Records from a dataset:
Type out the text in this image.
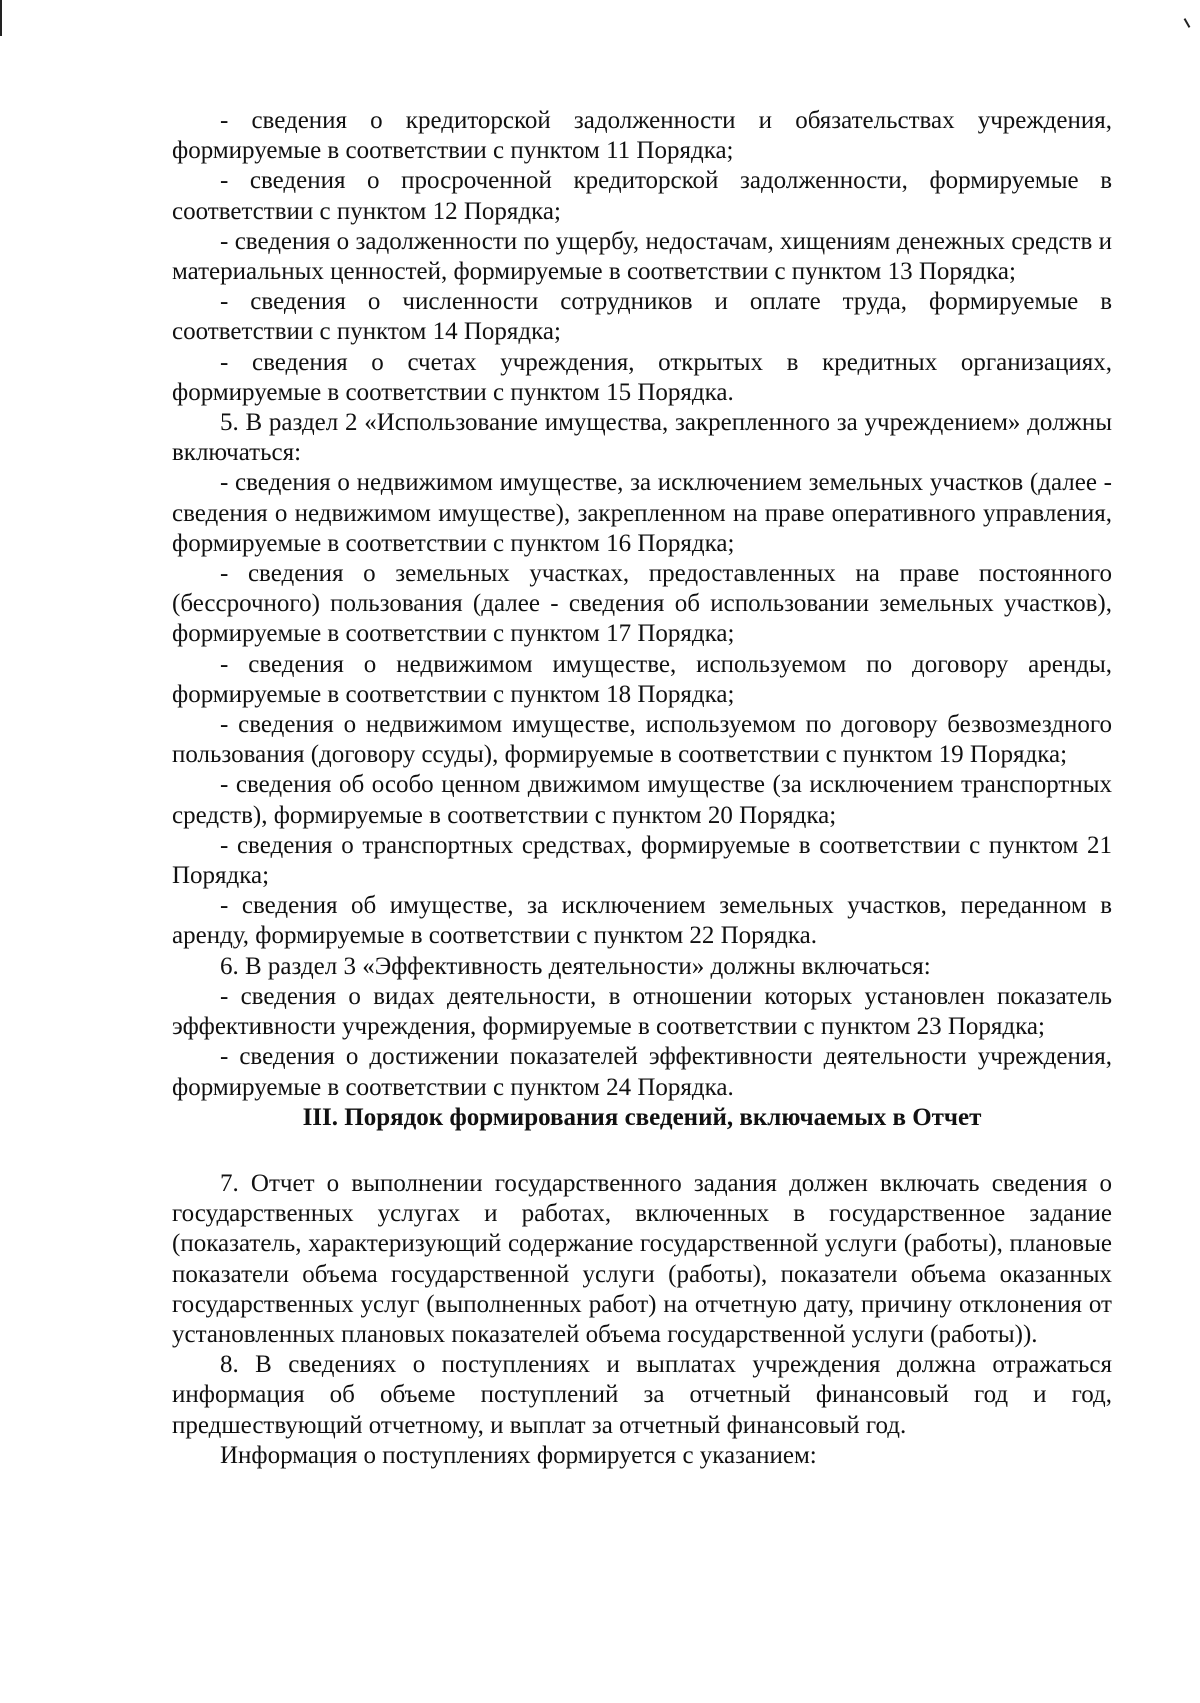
- сведения о кредиторской задолженности и обязательствах учреждения, формируемые в соответствии с пунктом 11 Порядка;

- сведения о просроченной кредиторской задолженности, формируемые в соответствии с пунктом 12 Порядка;

- сведения о задолженности по ущербу, недостачам, хищениям денежных средств и материальных ценностей, формируемые в соответствии с пунктом 13 Порядка;

- сведения о численности сотрудников и оплате труда, формируемые в соответствии с пунктом 14 Порядка;

- сведения о счетах учреждения, открытых в кредитных организациях, формируемые в соответствии с пунктом 15 Порядка.

5. В раздел 2 «Использование имущества, закрепленного за учреждением» должны включаться:

- сведения о недвижимом имуществе, за исключением земельных участков (далее - сведения о недвижимом имуществе), закрепленном на праве оперативного управления, формируемые в соответствии с пунктом 16 Порядка;

- сведения о земельных участках, предоставленных на праве постоянного (бессрочного) пользования (далее - сведения об использовании земельных участков), формируемые в соответствии с пунктом 17 Порядка;

- сведения о недвижимом имуществе, используемом по договору аренды, формируемые в соответствии с пунктом 18 Порядка;

- сведения о недвижимом имуществе, используемом по договору безвозмездного пользования (договору ссуды), формируемые в соответствии с пунктом 19 Порядка;

- сведения об особо ценном движимом имуществе (за исключением транспортных средств), формируемые в соответствии с пунктом 20 Порядка;

- сведения о транспортных средствах, формируемые в соответствии с пунктом 21 Порядка;

- сведения об имуществе, за исключением земельных участков, переданном в аренду, формируемые в соответствии с пунктом 22 Порядка.

6. В раздел 3 «Эффективность деятельности» должны включаться:

- сведения о видах деятельности, в отношении которых установлен показатель эффективности учреждения, формируемые в соответствии с пунктом 23 Порядка;

- сведения о достижении показателей эффективности деятельности учреждения, формируемые в соответствии с пунктом 24 Порядка.

III. Порядок формирования сведений, включаемых в Отчет

7. Отчет о выполнении государственного задания должен включать сведения о государственных услугах и работах, включенных в государственное задание (показатель, характеризующий содержание государственной услуги (работы), плановые показатели объема государственной услуги (работы), показатели объема оказанных государственных услуг (выполненных работ) на отчетную дату, причину отклонения от установленных плановых показателей объема государственной услуги (работы)).

8. В сведениях о поступлениях и выплатах учреждения должна отражаться информация об объеме поступлений за отчетный финансовый год и год, предшествующий отчетному, и выплат за отчетный финансовый год.

Информация о поступлениях формируется с указанием:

■ **Set problem**
Output the data above without changes, apart from leaving out the pictures.

■ **Result of the task**
Type out the text in this image.
- сведения о кредиторской задолженности и обязательствах учреждения, формируемые в соответствии с пунктом 11 Порядка;

- сведения о просроченной кредиторской задолженности, формируемые в соответствии с пунктом 12 Порядка;

- сведения о задолженности по ущербу, недостачам, хищениям денежных средств и материальных ценностей, формируемые в соответствии с пунктом 13 Порядка;

- сведения о численности сотрудников и оплате труда, формируемые в соответствии с пунктом 14 Порядка;

- сведения о счетах учреждения, открытых в кредитных организациях, формируемые в соответствии с пунктом 15 Порядка.

5. В раздел 2 «Использование имущества, закрепленного за учреждением» должны включаться:

- сведения о недвижимом имуществе, за исключением земельных участков (далее - сведения о недвижимом имуществе), закрепленном на праве оперативного управления, формируемые в соответствии с пунктом 16 Порядка;

- сведения о земельных участках, предоставленных на праве постоянного (бессрочного) пользования (далее - сведения об использовании земельных участков), формируемые в соответствии с пунктом 17 Порядка;

- сведения о недвижимом имуществе, используемом по договору аренды, формируемые в соответствии с пунктом 18 Порядка;

- сведения о недвижимом имуществе, используемом по договору безвозмездного пользования (договору ссуды), формируемые в соответствии с пунктом 19 Порядка;

- сведения об особо ценном движимом имуществе (за исключением транспортных средств), формируемые в соответствии с пунктом 20 Порядка;

- сведения о транспортных средствах, формируемые в соответствии с пунктом 21 Порядка;

- сведения об имуществе, за исключением земельных участков, переданном в аренду, формируемые в соответствии с пунктом 22 Порядка.

6. В раздел 3 «Эффективность деятельности» должны включаться:

- сведения о видах деятельности, в отношении которых установлен показатель эффективности учреждения, формируемые в соответствии с пунктом 23 Порядка;

- сведения о достижении показателей эффективности деятельности учреждения, формируемые в соответствии с пунктом 24 Порядка.

III. Порядок формирования сведений, включаемых в Отчет

7. Отчет о выполнении государственного задания должен включать сведения о государственных услугах и работах, включенных в государственное задание (показатель, характеризующий содержание государственной услуги (работы), плановые показатели объема государственной услуги (работы), показатели объема оказанных государственных услуг (выполненных работ) на отчетную дату, причину отклонения от установленных плановых показателей объема государственной услуги (работы)).

8. В сведениях о поступлениях и выплатах учреждения должна отражаться информация об объеме поступлений за отчетный финансовый год и год, предшествующий отчетному, и выплат за отчетный финансовый год.

Информация о поступлениях формируется с указанием:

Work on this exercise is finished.